**What you are asked to do:**
Can you reproduce the records below word for word, everything from their first line down to the line containing "- tab-close-icon[interactable]: ✕: [1458, 11, 1474, 28]", including both of those lines?

● ● ● ●

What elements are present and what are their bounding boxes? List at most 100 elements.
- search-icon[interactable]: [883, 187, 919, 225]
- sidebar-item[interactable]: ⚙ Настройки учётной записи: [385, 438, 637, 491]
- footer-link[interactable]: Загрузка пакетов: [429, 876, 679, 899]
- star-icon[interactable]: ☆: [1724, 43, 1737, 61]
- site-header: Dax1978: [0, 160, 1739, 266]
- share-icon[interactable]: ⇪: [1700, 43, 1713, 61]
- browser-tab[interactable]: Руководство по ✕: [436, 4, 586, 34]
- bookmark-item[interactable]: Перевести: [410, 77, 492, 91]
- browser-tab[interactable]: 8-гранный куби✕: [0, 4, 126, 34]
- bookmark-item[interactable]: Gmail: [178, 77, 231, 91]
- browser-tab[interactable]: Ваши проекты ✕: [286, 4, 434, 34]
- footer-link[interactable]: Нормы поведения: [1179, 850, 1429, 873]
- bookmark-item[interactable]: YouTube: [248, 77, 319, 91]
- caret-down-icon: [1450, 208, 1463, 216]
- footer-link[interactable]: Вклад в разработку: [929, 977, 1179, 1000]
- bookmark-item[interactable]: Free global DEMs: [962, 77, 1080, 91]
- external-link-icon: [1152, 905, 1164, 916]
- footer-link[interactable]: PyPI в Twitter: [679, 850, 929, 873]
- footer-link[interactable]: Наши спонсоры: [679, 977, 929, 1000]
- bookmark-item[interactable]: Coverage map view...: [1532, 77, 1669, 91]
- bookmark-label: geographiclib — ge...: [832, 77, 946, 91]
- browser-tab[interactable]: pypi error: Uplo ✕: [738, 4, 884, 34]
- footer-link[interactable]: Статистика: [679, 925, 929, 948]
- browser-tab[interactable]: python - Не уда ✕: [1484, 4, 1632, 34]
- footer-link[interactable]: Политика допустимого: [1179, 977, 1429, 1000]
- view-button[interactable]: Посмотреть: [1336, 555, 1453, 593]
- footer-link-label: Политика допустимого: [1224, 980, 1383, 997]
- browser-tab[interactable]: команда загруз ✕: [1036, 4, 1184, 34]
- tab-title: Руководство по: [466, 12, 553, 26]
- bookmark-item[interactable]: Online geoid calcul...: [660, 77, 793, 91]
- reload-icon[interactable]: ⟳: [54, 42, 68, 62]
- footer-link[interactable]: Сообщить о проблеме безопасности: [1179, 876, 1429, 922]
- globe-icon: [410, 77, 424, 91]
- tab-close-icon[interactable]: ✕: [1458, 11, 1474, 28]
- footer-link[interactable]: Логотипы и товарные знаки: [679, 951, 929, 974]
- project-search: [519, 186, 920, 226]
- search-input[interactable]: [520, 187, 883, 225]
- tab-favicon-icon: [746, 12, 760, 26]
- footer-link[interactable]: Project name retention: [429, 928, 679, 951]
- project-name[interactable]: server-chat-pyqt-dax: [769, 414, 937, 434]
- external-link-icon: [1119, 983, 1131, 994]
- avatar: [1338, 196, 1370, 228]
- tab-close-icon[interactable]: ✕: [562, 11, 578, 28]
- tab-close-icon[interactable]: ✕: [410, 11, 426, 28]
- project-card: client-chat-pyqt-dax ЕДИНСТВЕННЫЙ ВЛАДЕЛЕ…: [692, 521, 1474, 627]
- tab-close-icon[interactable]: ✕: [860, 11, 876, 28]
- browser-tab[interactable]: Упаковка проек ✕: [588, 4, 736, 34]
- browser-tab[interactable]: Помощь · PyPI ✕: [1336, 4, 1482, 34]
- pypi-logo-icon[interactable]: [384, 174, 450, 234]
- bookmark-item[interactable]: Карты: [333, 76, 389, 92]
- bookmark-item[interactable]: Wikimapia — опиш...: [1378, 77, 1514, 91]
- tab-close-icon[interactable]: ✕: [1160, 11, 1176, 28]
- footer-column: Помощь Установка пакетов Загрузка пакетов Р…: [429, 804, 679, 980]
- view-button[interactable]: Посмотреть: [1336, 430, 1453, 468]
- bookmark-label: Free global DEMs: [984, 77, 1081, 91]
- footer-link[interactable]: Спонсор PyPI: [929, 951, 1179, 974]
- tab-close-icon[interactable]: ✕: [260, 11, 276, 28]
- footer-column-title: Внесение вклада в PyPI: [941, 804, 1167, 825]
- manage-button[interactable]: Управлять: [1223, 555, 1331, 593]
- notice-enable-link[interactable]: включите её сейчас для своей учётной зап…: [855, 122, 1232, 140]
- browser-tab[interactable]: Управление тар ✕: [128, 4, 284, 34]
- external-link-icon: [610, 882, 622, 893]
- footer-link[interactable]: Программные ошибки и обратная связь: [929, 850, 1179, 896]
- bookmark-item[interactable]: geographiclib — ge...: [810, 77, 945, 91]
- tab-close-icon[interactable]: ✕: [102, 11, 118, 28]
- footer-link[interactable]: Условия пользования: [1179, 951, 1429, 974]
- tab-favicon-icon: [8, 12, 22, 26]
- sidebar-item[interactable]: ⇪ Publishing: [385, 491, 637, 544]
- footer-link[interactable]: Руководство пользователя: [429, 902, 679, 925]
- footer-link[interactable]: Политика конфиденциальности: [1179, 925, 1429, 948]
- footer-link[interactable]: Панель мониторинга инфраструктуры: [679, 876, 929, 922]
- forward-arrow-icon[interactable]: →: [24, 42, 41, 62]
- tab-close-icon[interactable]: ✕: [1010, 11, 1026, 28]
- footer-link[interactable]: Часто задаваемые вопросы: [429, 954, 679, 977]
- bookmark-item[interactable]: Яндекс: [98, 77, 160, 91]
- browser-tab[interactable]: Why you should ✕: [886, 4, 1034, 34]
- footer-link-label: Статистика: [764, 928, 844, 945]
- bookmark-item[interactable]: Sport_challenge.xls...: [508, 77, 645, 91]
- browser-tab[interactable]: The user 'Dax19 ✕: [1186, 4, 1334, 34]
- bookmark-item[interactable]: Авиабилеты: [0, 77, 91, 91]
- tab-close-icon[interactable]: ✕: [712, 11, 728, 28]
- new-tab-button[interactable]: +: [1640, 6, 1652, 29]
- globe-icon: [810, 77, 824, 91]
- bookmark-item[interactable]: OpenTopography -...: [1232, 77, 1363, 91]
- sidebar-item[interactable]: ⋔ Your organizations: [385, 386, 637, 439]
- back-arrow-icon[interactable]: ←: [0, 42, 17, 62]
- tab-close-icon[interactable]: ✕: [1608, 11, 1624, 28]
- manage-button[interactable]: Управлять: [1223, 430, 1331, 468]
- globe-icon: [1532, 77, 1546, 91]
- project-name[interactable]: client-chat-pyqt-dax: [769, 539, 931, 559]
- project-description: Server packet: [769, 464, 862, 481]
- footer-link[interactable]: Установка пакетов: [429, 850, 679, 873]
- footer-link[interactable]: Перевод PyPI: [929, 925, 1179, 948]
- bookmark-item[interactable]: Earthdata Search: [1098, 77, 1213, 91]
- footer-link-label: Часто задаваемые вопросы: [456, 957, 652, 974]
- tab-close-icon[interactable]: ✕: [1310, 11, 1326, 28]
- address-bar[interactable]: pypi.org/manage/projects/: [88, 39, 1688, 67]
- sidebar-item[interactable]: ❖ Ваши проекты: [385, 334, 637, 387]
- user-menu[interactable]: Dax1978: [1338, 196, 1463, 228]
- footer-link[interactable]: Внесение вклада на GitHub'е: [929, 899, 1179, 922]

● ● ● ●

**The answer:**
What elements are present and what are their bounding boxes? List at most 100 elements.
- search-icon[interactable]: [883, 187, 919, 225]
- sidebar-item[interactable]: ⚙ Настройки учётной записи: [385, 438, 637, 491]
- footer-link[interactable]: Загрузка пакетов: [429, 876, 679, 899]
- star-icon[interactable]: ☆: [1724, 43, 1737, 61]
- site-header: Dax1978: [0, 160, 1739, 266]
- share-icon[interactable]: ⇪: [1700, 43, 1713, 61]
- browser-tab[interactable]: Руководство по ✕: [436, 4, 586, 34]
- bookmark-item[interactable]: Перевести: [410, 77, 492, 91]
- browser-tab[interactable]: 8-гранный куби✕: [0, 4, 126, 34]
- bookmark-item[interactable]: Gmail: [178, 77, 231, 91]
- browser-tab[interactable]: Ваши проекты ✕: [286, 4, 434, 34]
- footer-link[interactable]: Нормы поведения: [1179, 850, 1429, 873]
- bookmark-item[interactable]: YouTube: [248, 77, 319, 91]
- caret-down-icon: [1450, 208, 1463, 216]
- footer-link[interactable]: Вклад в разработку: [929, 977, 1179, 1000]
- bookmark-item[interactable]: Free global DEMs: [962, 77, 1080, 91]
- external-link-icon: [1152, 905, 1164, 916]
- footer-link[interactable]: PyPI в Twitter: [679, 850, 929, 873]
- footer-link[interactable]: Наши спонсоры: [679, 977, 929, 1000]
- bookmark-item[interactable]: Coverage map view...: [1532, 77, 1669, 91]
- bookmark-label: geographiclib — ge...: [832, 77, 946, 91]
- browser-tab[interactable]: pypi error: Uplo ✕: [738, 4, 884, 34]
- footer-link[interactable]: Статистика: [679, 925, 929, 948]
- browser-tab[interactable]: python - Не уда ✕: [1484, 4, 1632, 34]
- footer-link[interactable]: Политика допустимого: [1179, 977, 1429, 1000]
- view-button[interactable]: Посмотреть: [1336, 555, 1453, 593]
- footer-link-label: Политика допустимого: [1224, 980, 1383, 997]
- browser-tab[interactable]: команда загруз ✕: [1036, 4, 1184, 34]
- tab-title: Руководство по: [466, 12, 553, 26]
- bookmark-item[interactable]: Online geoid calcul...: [660, 77, 793, 91]
- reload-icon[interactable]: ⟳: [54, 42, 68, 62]
- footer-link[interactable]: Сообщить о проблеме безопасности: [1179, 876, 1429, 922]
- globe-icon: [410, 77, 424, 91]
- tab-close-icon[interactable]: ✕: [1458, 11, 1474, 28]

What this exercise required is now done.